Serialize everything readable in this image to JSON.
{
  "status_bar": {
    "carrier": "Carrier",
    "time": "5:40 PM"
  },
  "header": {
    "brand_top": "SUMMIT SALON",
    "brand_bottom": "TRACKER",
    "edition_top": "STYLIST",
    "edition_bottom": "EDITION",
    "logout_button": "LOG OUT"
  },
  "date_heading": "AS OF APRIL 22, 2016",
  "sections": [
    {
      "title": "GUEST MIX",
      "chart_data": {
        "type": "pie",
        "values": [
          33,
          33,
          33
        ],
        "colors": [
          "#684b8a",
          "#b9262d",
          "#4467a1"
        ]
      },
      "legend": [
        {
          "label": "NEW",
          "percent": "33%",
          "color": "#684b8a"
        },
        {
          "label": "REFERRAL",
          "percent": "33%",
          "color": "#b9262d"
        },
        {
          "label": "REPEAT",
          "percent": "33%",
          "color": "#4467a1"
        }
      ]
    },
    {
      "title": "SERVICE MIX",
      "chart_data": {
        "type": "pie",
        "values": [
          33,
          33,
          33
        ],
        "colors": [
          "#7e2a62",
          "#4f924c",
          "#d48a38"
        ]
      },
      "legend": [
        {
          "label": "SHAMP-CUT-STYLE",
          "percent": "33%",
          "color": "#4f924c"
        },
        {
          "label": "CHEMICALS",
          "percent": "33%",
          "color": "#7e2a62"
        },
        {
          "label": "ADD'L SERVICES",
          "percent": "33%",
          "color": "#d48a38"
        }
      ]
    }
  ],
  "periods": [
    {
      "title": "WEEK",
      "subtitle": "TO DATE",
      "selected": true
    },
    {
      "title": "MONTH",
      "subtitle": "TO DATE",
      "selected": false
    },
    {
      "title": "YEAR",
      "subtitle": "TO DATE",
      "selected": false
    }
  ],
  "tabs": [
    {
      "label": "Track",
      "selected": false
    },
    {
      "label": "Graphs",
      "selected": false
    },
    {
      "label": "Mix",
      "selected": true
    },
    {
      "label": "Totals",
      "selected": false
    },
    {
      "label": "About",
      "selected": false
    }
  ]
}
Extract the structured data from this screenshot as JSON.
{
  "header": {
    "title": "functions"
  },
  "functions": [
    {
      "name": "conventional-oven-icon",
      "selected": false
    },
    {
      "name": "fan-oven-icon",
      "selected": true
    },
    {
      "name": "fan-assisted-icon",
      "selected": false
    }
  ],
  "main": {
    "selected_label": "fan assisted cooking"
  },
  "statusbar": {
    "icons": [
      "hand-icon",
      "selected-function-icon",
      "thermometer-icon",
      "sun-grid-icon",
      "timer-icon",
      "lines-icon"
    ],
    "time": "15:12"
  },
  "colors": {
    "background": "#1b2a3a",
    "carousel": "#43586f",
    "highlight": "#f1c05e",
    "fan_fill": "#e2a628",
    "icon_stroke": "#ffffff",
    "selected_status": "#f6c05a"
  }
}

- **TASK PROMPT**:
All of the data above should be transcribed exactly.

- **FULL RESPONSE**:
Serialize everything readable in this image to JSON.
{
  "status_bar": {
    "carrier": "Carrier",
    "time": "5:40 PM"
  },
  "header": {
    "brand_top": "SUMMIT SALON",
    "brand_bottom": "TRACKER",
    "edition_top": "STYLIST",
    "edition_bottom": "EDITION",
    "logout_button": "LOG OUT"
  },
  "date_heading": "AS OF APRIL 22, 2016",
  "sections": [
    {
      "title": "GUEST MIX",
      "chart_data": {
        "type": "pie",
        "values": [
          33,
          33,
          33
        ],
        "colors": [
          "#684b8a",
          "#b9262d",
          "#4467a1"
        ]
      },
      "legend": [
        {
          "label": "NEW",
          "percent": "33%",
          "color": "#684b8a"
        },
        {
          "label": "REFERRAL",
          "percent": "33%",
          "color": "#b9262d"
        },
        {
          "label": "REPEAT",
          "percent": "33%",
          "color": "#4467a1"
        }
      ]
    },
    {
      "title": "SERVICE MIX",
      "chart_data": {
        "type": "pie",
        "values": [
          33,
          33,
          33
        ],
        "colors": [
          "#7e2a62",
          "#4f924c",
          "#d48a38"
        ]
      },
      "legend": [
        {
          "label": "SHAMP-CUT-STYLE",
          "percent": "33%",
          "color": "#4f924c"
        },
        {
          "label": "CHEMICALS",
          "percent": "33%",
          "color": "#7e2a62"
        },
        {
          "label": "ADD'L SERVICES",
          "percent": "33%",
          "color": "#d48a38"
        }
      ]
    }
  ],
  "periods": [
    {
      "title": "WEEK",
      "subtitle": "TO DATE",
      "selected": true
    },
    {
      "title": "MONTH",
      "subtitle": "TO DATE",
      "selected": false
    },
    {
      "title": "YEAR",
      "subtitle": "TO DATE",
      "selected": false
    }
  ],
  "tabs": [
    {
      "label": "Track",
      "selected": false
    },
    {
      "label": "Graphs",
      "selected": false
    },
    {
      "label": "Mix",
      "selected": true
    },
    {
      "label": "Totals",
      "selected": false
    },
    {
      "label": "About",
      "selected": false
    }
  ]
}
Extract the structured data from this screenshot as JSON.
{
  "header": {
    "title": "functions"
  },
  "functions": [
    {
      "name": "conventional-oven-icon",
      "selected": false
    },
    {
      "name": "fan-oven-icon",
      "selected": true
    },
    {
      "name": "fan-assisted-icon",
      "selected": false
    }
  ],
  "main": {
    "selected_label": "fan assisted cooking"
  },
  "statusbar": {
    "icons": [
      "hand-icon",
      "selected-function-icon",
      "thermometer-icon",
      "sun-grid-icon",
      "timer-icon",
      "lines-icon"
    ],
    "time": "15:12"
  },
  "colors": {
    "background": "#1b2a3a",
    "carousel": "#43586f",
    "highlight": "#f1c05e",
    "fan_fill": "#e2a628",
    "icon_stroke": "#ffffff",
    "selected_status": "#f6c05a"
  }
}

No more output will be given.